◆ **Aim of the exercise**: Leave out the pictures and transcribe everything else exactly.

◆ **Listing**:
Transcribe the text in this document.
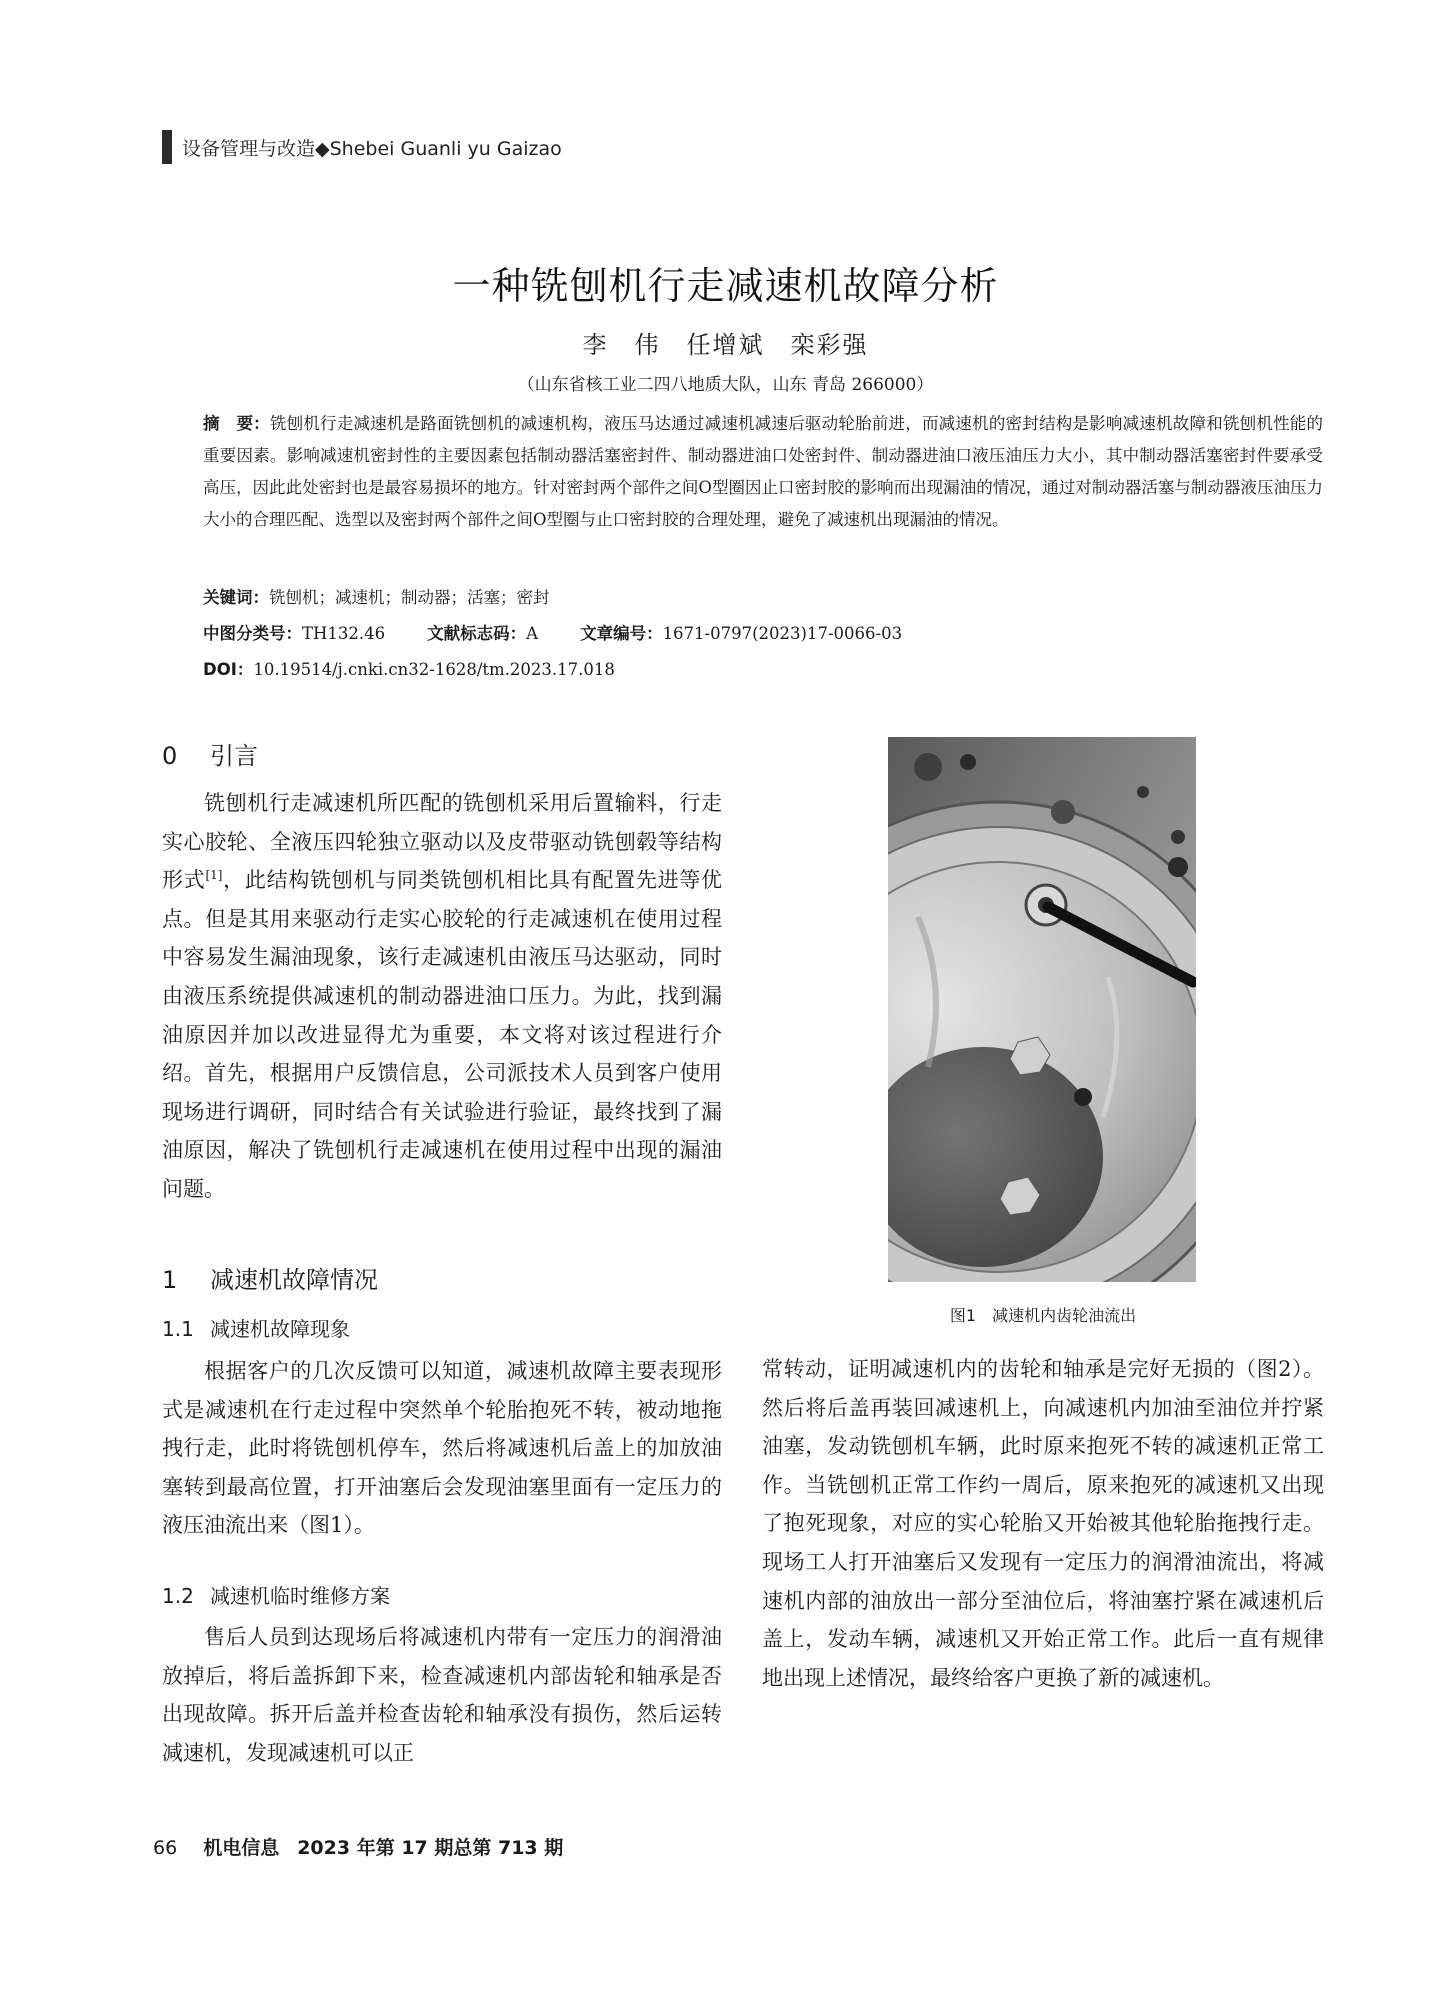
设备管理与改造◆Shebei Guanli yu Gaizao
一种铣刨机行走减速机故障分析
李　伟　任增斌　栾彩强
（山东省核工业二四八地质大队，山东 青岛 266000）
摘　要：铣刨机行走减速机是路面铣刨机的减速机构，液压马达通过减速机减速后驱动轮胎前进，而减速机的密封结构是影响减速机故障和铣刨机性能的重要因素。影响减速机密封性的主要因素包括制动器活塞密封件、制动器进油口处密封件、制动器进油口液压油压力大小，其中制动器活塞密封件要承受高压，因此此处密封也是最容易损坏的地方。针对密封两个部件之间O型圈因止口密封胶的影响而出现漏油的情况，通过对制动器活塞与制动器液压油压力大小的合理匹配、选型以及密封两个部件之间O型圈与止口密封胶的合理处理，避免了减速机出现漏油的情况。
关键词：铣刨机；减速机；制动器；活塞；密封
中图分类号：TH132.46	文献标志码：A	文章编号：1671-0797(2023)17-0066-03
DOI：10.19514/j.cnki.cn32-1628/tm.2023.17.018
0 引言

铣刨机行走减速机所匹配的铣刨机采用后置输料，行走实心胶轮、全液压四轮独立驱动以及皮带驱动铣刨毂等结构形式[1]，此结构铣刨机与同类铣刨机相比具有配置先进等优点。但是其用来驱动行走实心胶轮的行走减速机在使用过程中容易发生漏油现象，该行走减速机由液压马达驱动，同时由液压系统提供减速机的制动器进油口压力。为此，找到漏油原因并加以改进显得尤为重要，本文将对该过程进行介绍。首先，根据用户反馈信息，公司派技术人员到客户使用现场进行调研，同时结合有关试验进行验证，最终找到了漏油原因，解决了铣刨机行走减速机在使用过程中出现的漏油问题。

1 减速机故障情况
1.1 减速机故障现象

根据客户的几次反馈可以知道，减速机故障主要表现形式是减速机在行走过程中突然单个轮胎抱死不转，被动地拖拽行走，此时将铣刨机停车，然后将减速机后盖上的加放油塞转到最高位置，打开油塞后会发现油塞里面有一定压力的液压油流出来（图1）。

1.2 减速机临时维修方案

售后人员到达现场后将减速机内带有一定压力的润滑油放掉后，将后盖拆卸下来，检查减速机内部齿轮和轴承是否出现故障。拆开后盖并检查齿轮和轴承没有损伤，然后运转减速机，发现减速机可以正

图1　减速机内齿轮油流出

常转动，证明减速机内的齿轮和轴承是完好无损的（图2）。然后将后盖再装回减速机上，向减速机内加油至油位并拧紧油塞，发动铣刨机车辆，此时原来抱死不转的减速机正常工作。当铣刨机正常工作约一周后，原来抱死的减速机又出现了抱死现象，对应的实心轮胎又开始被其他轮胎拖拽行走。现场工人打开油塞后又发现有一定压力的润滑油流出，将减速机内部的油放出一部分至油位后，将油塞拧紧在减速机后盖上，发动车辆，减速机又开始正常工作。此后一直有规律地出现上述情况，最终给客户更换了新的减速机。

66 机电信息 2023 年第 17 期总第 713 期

◆ **Task result**:
Transcribe the text in this document.
设备管理与改造◆Shebei Guanli yu Gaizao
一种铣刨机行走减速机故障分析
李　伟　任增斌　栾彩强
（山东省核工业二四八地质大队，山东 青岛 266000）
摘　要：铣刨机行走减速机是路面铣刨机的减速机构，液压马达通过减速机减速后驱动轮胎前进，而减速机的密封结构是影响减速机故障和铣刨机性能的重要因素。影响减速机密封性的主要因素包括制动器活塞密封件、制动器进油口处密封件、制动器进油口液压油压力大小，其中制动器活塞密封件要承受高压，因此此处密封也是最容易损坏的地方。针对密封两个部件之间O型圈因止口密封胶的影响而出现漏油的情况，通过对制动器活塞与制动器液压油压力大小的合理匹配、选型以及密封两个部件之间O型圈与止口密封胶的合理处理，避免了减速机出现漏油的情况。
关键词：铣刨机；减速机；制动器；活塞；密封
中图分类号：TH132.46	文献标志码：A	文章编号：1671-0797(2023)17-0066-03
DOI：10.19514/j.cnki.cn32-1628/tm.2023.17.018
0 引言

铣刨机行走减速机所匹配的铣刨机采用后置输料，行走实心胶轮、全液压四轮独立驱动以及皮带驱动铣刨毂等结构形式[1]，此结构铣刨机与同类铣刨机相比具有配置先进等优点。但是其用来驱动行走实心胶轮的行走减速机在使用过程中容易发生漏油现象，该行走减速机由液压马达驱动，同时由液压系统提供减速机的制动器进油口压力。为此，找到漏油原因并加以改进显得尤为重要，本文将对该过程进行介绍。首先，根据用户反馈信息，公司派技术人员到客户使用现场进行调研，同时结合有关试验进行验证，最终找到了漏油原因，解决了铣刨机行走减速机在使用过程中出现的漏油问题。

1 减速机故障情况
1.1 减速机故障现象

根据客户的几次反馈可以知道，减速机故障主要表现形式是减速机在行走过程中突然单个轮胎抱死不转，被动地拖拽行走，此时将铣刨机停车，然后将减速机后盖上的加放油塞转到最高位置，打开油塞后会发现油塞里面有一定压力的液压油流出来（图1）。

1.2 减速机临时维修方案

售后人员到达现场后将减速机内带有一定压力的润滑油放掉后，将后盖拆卸下来，检查减速机内部齿轮和轴承是否出现故障。拆开后盖并检查齿轮和轴承没有损伤，然后运转减速机，发现减速机可以正

图1　减速机内齿轮油流出

常转动，证明减速机内的齿轮和轴承是完好无损的（图2）。然后将后盖再装回减速机上，向减速机内加油至油位并拧紧油塞，发动铣刨机车辆，此时原来抱死不转的减速机正常工作。当铣刨机正常工作约一周后，原来抱死的减速机又出现了抱死现象，对应的实心轮胎又开始被其他轮胎拖拽行走。现场工人打开油塞后又发现有一定压力的润滑油流出，将减速机内部的油放出一部分至油位后，将油塞拧紧在减速机后盖上，发动车辆，减速机又开始正常工作。此后一直有规律地出现上述情况，最终给客户更换了新的减速机。

66 机电信息 2023 年第 17 期总第 713 期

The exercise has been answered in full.